• [To be done]: Nothing in the records may be left out or altered; reproduce them all exactly.

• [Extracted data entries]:
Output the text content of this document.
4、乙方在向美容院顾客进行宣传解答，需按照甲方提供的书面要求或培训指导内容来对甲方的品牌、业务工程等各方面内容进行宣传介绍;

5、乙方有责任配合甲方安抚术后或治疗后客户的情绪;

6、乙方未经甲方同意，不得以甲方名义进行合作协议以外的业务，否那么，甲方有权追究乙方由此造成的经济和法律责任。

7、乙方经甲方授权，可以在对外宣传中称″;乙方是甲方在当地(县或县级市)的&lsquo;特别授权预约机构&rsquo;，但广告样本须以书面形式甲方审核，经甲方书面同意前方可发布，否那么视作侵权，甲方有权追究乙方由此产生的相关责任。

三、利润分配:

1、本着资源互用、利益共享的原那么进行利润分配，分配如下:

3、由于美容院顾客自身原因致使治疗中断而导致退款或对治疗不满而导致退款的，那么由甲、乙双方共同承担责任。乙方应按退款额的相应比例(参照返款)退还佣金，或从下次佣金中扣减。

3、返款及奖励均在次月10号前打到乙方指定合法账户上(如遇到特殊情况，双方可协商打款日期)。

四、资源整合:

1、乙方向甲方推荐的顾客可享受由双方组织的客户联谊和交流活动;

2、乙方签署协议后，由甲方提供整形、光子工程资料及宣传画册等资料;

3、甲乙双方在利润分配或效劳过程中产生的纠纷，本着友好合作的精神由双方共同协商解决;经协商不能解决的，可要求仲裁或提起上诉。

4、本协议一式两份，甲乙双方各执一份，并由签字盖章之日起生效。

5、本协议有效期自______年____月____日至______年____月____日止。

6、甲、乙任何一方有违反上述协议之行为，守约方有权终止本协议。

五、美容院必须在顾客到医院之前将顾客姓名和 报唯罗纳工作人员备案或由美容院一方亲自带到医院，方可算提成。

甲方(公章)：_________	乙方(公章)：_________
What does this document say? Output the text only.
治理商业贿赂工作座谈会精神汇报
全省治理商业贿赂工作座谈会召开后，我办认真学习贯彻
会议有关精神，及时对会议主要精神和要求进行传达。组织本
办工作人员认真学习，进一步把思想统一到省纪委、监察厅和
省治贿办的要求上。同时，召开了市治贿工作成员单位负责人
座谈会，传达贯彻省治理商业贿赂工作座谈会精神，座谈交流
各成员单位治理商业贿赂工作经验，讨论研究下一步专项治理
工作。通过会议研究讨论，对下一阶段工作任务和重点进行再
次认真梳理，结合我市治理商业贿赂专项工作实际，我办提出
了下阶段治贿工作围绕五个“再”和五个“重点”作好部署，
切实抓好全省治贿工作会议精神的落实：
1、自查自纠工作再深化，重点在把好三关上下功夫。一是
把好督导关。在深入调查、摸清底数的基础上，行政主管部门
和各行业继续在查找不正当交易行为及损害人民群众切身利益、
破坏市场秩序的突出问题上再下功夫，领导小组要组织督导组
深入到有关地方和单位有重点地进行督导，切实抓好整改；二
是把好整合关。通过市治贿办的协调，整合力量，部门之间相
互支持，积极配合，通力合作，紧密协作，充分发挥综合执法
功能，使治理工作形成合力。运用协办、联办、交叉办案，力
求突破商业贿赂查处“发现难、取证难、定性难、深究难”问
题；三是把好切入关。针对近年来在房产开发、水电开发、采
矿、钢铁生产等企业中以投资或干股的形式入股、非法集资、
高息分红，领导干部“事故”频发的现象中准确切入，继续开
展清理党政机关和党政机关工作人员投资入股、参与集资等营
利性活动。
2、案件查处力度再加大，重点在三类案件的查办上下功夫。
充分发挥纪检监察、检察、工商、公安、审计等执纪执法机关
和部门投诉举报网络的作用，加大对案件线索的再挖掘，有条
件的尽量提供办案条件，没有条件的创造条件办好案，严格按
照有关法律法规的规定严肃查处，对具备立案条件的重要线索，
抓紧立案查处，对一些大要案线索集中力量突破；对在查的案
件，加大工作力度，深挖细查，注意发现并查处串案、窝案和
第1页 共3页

• [Response for this exercise]:
Output the text content of this document.
4、乙方在向美容院顾客进行宣传解答，需按照甲方提供的书面要求或培训指导内容来对甲方的品牌、业务工程等各方面内容进行宣传介绍;

5、乙方有责任配合甲方安抚术后或治疗后客户的情绪;

6、乙方未经甲方同意，不得以甲方名义进行合作协议以外的业务，否那么，甲方有权追究乙方由此造成的经济和法律责任。

7、乙方经甲方授权，可以在对外宣传中称″;乙方是甲方在当地(县或县级市)的&lsquo;特别授权预约机构&rsquo;，但广告样本须以书面形式甲方审核，经甲方书面同意前方可发布，否那么视作侵权，甲方有权追究乙方由此产生的相关责任。

三、利润分配:

1、本着资源互用、利益共享的原那么进行利润分配，分配如下:

3、由于美容院顾客自身原因致使治疗中断而导致退款或对治疗不满而导致退款的，那么由甲、乙双方共同承担责任。乙方应按退款额的相应比例(参照返款)退还佣金，或从下次佣金中扣减。

3、返款及奖励均在次月10号前打到乙方指定合法账户上(如遇到特殊情况，双方可协商打款日期)。

四、资源整合:

1、乙方向甲方推荐的顾客可享受由双方组织的客户联谊和交流活动;

2、乙方签署协议后，由甲方提供整形、光子工程资料及宣传画册等资料;

3、甲乙双方在利润分配或效劳过程中产生的纠纷，本着友好合作的精神由双方共同协商解决;经协商不能解决的，可要求仲裁或提起上诉。

4、本协议一式两份，甲乙双方各执一份，并由签字盖章之日起生效。

5、本协议有效期自______年____月____日至______年____月____日止。

6、甲、乙任何一方有违反上述协议之行为，守约方有权终止本协议。

五、美容院必须在顾客到医院之前将顾客姓名和 报唯罗纳工作人员备案或由美容院一方亲自带到医院，方可算提成。

甲方(公章)：_________	乙方(公章)：_________
What does this document say? Output the text only.
治理商业贿赂工作座谈会精神汇报
全省治理商业贿赂工作座谈会召开后，我办认真学习贯彻
会议有关精神，及时对会议主要精神和要求进行传达。组织本
办工作人员认真学习，进一步把思想统一到省纪委、监察厅和
省治贿办的要求上。同时，召开了市治贿工作成员单位负责人
座谈会，传达贯彻省治理商业贿赂工作座谈会精神，座谈交流
各成员单位治理商业贿赂工作经验，讨论研究下一步专项治理
工作。通过会议研究讨论，对下一阶段工作任务和重点进行再
次认真梳理，结合我市治理商业贿赂专项工作实际，我办提出
了下阶段治贿工作围绕五个“再”和五个“重点”作好部署，
切实抓好全省治贿工作会议精神的落实：
1、自查自纠工作再深化，重点在把好三关上下功夫。一是
把好督导关。在深入调查、摸清底数的基础上，行政主管部门
和各行业继续在查找不正当交易行为及损害人民群众切身利益、
破坏市场秩序的突出问题上再下功夫，领导小组要组织督导组
深入到有关地方和单位有重点地进行督导，切实抓好整改；二
是把好整合关。通过市治贿办的协调，整合力量，部门之间相
互支持，积极配合，通力合作，紧密协作，充分发挥综合执法
功能，使治理工作形成合力。运用协办、联办、交叉办案，力
求突破商业贿赂查处“发现难、取证难、定性难、深究难”问
题；三是把好切入关。针对近年来在房产开发、水电开发、采
矿、钢铁生产等企业中以投资或干股的形式入股、非法集资、
高息分红，领导干部“事故”频发的现象中准确切入，继续开
展清理党政机关和党政机关工作人员投资入股、参与集资等营
利性活动。
2、案件查处力度再加大，重点在三类案件的查办上下功夫。
充分发挥纪检监察、检察、工商、公安、审计等执纪执法机关
和部门投诉举报网络的作用，加大对案件线索的再挖掘，有条
件的尽量提供办案条件，没有条件的创造条件办好案，严格按
照有关法律法规的规定严肃查处，对具备立案条件的重要线索，
抓紧立案查处，对一些大要案线索集中力量突破；对在查的案
件，加大工作力度，深挖细查，注意发现并查处串案、窝案和
第1页 共3页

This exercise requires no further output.